(Records)
★ ★ ★ ★ ★
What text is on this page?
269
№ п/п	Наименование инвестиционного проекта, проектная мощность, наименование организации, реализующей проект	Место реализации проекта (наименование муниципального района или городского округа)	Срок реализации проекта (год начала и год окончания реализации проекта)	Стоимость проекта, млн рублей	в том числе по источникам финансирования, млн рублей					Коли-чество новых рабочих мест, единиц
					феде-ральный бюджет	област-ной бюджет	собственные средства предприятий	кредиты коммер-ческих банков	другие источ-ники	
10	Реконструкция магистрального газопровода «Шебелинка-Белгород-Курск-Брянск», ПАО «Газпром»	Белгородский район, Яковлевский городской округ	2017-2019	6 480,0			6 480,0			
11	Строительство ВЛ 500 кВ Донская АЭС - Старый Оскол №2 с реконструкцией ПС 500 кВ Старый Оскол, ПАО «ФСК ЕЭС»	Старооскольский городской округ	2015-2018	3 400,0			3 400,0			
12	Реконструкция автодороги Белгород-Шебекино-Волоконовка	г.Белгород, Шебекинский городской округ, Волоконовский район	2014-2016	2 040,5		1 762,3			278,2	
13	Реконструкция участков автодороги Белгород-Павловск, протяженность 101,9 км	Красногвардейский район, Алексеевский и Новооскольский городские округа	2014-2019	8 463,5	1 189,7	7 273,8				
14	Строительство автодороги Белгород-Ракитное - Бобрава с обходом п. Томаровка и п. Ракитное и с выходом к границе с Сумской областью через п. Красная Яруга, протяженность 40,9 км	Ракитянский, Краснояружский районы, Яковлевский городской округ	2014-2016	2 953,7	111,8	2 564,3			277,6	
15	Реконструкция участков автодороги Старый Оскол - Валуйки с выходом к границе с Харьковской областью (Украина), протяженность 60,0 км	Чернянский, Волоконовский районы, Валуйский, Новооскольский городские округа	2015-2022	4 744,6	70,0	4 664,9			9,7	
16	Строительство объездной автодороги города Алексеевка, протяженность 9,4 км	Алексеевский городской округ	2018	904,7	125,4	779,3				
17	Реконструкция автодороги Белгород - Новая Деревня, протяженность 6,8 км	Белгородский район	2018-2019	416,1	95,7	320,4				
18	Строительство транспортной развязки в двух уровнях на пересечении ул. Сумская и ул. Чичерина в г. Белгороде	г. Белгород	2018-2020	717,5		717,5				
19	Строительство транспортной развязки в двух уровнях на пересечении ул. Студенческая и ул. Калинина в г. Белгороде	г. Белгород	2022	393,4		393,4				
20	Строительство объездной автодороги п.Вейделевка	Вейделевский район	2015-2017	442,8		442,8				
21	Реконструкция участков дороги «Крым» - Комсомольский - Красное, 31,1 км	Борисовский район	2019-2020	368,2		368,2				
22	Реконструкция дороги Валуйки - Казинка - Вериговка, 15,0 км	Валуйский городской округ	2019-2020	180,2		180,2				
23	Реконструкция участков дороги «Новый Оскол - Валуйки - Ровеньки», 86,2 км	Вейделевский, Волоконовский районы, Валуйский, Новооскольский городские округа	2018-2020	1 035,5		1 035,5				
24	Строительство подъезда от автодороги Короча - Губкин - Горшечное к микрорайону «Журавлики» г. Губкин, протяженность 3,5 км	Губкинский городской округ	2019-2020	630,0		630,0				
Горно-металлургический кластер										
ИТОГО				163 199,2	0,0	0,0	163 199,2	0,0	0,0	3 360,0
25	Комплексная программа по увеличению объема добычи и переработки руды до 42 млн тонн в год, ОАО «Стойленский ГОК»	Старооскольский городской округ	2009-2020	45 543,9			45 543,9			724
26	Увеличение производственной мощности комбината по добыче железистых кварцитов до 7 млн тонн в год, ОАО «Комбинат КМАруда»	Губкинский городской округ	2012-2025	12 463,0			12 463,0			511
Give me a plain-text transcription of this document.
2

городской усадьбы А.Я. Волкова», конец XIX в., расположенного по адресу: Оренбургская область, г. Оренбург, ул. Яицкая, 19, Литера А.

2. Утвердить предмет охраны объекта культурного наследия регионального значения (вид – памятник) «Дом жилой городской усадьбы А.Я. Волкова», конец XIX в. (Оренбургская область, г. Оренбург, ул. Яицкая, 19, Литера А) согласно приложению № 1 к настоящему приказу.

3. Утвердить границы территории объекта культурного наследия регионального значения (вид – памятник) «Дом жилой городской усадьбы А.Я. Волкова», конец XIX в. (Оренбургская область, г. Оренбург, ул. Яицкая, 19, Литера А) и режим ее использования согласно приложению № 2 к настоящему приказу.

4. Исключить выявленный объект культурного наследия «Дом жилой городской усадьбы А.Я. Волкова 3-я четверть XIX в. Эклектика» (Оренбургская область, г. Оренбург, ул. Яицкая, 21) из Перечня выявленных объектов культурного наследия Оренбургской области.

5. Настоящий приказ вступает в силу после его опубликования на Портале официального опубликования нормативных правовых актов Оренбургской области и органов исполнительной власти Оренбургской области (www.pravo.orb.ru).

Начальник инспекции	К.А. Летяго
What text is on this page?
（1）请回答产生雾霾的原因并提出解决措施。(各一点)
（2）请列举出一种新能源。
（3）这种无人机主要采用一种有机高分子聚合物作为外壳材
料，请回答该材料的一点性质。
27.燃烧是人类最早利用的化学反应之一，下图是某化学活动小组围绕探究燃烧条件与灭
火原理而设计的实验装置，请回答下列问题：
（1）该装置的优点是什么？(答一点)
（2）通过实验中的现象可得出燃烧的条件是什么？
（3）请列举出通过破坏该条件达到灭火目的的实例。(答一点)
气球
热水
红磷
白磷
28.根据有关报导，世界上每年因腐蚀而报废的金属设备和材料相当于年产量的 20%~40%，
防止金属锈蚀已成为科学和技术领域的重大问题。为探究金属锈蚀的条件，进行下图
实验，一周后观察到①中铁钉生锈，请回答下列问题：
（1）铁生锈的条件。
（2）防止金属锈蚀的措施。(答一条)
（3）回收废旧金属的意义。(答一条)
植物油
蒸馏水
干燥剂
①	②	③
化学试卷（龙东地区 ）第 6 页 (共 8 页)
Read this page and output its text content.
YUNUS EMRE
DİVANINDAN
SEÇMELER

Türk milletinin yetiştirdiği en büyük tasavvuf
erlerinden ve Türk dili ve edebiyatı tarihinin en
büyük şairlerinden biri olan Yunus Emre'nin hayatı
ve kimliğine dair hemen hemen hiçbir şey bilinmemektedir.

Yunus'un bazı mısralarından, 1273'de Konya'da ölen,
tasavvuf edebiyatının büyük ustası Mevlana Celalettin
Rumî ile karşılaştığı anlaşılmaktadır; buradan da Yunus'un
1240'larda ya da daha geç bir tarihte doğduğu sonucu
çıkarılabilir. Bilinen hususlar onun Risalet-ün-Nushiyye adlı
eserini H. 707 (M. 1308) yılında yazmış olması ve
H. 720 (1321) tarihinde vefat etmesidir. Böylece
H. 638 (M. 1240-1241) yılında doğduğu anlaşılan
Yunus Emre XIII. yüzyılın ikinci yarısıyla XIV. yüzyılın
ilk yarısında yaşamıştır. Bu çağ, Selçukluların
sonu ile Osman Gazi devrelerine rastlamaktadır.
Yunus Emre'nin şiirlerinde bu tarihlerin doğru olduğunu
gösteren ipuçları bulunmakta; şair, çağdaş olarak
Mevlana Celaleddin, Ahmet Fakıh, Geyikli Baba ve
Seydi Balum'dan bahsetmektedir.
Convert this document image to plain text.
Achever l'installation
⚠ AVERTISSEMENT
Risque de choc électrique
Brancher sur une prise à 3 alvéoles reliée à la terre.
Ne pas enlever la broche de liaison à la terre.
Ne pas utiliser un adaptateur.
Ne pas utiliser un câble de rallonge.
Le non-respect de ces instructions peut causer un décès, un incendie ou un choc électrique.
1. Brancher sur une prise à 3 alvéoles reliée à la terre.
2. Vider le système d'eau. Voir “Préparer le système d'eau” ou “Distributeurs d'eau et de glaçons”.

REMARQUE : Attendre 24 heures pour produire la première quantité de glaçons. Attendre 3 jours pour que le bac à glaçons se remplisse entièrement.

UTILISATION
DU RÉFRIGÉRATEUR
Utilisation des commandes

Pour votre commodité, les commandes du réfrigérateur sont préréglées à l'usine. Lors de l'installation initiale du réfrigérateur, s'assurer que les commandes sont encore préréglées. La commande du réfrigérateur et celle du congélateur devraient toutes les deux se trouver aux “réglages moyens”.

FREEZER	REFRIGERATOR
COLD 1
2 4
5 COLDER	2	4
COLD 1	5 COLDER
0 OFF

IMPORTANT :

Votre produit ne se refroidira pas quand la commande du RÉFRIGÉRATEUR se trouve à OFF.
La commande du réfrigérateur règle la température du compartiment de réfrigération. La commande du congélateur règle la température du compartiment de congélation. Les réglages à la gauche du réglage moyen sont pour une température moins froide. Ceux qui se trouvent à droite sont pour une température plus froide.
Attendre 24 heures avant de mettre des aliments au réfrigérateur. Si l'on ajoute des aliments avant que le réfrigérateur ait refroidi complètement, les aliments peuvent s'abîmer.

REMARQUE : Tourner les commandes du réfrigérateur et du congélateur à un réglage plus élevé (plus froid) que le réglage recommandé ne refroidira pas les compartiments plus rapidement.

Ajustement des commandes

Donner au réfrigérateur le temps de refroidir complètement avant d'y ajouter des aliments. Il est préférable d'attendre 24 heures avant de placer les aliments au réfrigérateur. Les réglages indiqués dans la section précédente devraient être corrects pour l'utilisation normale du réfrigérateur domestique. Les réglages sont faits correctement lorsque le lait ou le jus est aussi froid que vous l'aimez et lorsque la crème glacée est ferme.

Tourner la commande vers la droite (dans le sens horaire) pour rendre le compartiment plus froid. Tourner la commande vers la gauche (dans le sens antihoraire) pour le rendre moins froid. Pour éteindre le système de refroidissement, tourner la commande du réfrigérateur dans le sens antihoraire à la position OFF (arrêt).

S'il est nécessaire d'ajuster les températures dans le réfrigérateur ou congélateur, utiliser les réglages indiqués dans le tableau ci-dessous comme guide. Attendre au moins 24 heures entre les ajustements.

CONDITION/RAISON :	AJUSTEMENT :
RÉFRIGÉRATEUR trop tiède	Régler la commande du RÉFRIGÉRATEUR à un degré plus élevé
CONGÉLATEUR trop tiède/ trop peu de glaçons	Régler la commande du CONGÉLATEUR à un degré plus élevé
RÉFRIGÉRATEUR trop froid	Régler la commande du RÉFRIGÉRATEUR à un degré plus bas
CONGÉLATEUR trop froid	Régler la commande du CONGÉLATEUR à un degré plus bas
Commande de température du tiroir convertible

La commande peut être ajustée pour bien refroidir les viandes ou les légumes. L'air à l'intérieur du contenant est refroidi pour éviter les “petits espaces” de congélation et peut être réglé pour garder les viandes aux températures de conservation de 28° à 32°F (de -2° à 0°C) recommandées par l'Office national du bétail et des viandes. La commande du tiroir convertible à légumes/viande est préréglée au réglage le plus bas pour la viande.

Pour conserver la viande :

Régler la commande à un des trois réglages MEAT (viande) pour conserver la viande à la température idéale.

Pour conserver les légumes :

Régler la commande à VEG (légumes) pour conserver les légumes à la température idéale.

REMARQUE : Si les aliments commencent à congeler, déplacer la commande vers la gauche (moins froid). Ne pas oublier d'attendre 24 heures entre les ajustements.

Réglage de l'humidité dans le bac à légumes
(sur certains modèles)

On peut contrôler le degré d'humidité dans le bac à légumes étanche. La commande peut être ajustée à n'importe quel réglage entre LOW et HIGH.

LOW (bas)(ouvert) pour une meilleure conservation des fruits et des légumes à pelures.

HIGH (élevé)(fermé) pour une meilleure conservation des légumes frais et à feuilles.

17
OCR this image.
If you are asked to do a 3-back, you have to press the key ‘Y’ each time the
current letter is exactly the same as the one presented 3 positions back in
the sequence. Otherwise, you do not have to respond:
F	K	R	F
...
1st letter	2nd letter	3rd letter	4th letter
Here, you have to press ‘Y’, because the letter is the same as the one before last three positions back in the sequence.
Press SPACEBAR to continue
★ ★ ★ ★ ★
▸ TASK OBJECTIVE:
How many lines of the data hold the string "tasavvuf"? Reply with the number alone.

▸ EXERCISE RESPONSE:
2